== Data for this exercise

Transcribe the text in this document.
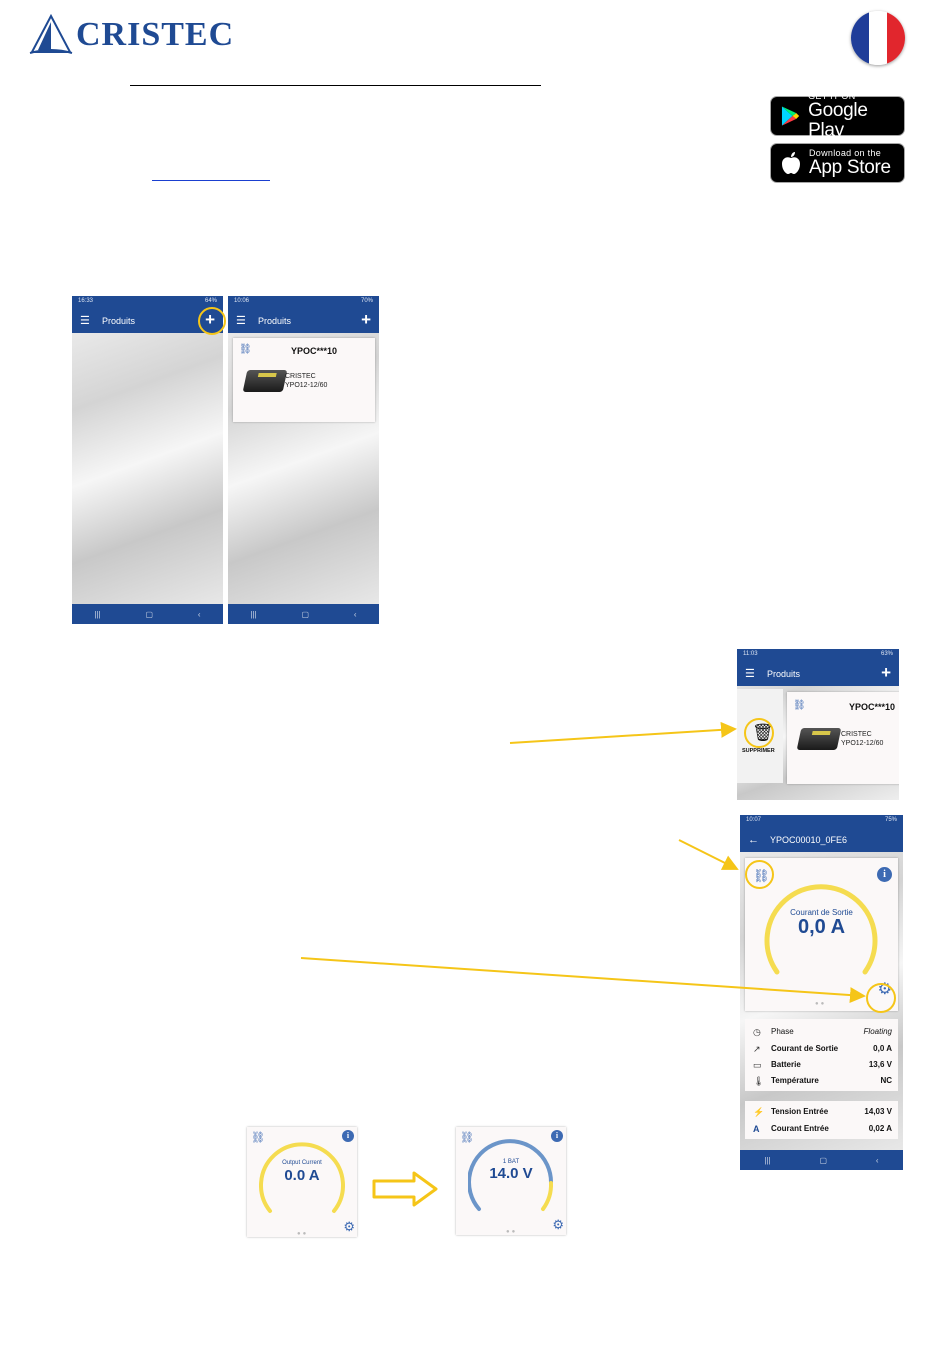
CRISTEC
GET IT ON
Google Play
Download on the
App Store
16:33	64%
☰	Produits	+
|||	▢	‹
10:06	70%
☰	Produits	+
⛓	YPOC***10
CRISTEC
YPO12-12/60
|||	▢	‹
11:03	63%
☰	Produits	+
🗑
SUPPRIMER
⛓	YPOC***10
CRISTEC
YPO12-12/60
10:07	75%
←	YPOC00010_0FE6
⛓	i
Courant de Sortie
0,0 A
⚙
●●
◷ Phase	Floating
↗ Courant de Sortie	0,0 A
▭ Batterie	13,6 V
🌡 Température	NC
⚡ Tension Entrée	14,03 V
A Courant Entrée	0,02 A
|||	▢	‹
⛓	i
Output Current
0.0 A
⚙
●●
⛓	i
1 BAT
14.0 V
⚙
●●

====

_Required work:_
Retype each record exactly as it stands, but do not include the pictures.

_Reply:_
Transcribe the text in this document.
CRISTEC
GET IT ON
Google Play
Download on the
App Store
16:33	64%
☰	Produits	+
|||	▢	‹
10:06	70%
☰	Produits	+
⛓	YPOC***10
CRISTEC
YPO12-12/60
|||	▢	‹
11:03	63%
☰	Produits	+
🗑
SUPPRIMER
⛓	YPOC***10
CRISTEC
YPO12-12/60
10:07	75%
←	YPOC00010_0FE6
⛓	i
Courant de Sortie
0,0 A
⚙
●●
◷ Phase	Floating
↗ Courant de Sortie	0,0 A
▭ Batterie	13,6 V
🌡 Température	NC
⚡ Tension Entrée	14,03 V
A Courant Entrée	0,02 A
|||	▢	‹
⛓	i
Output Current
0.0 A
⚙
●●
⛓	i
1 BAT
14.0 V
⚙
●●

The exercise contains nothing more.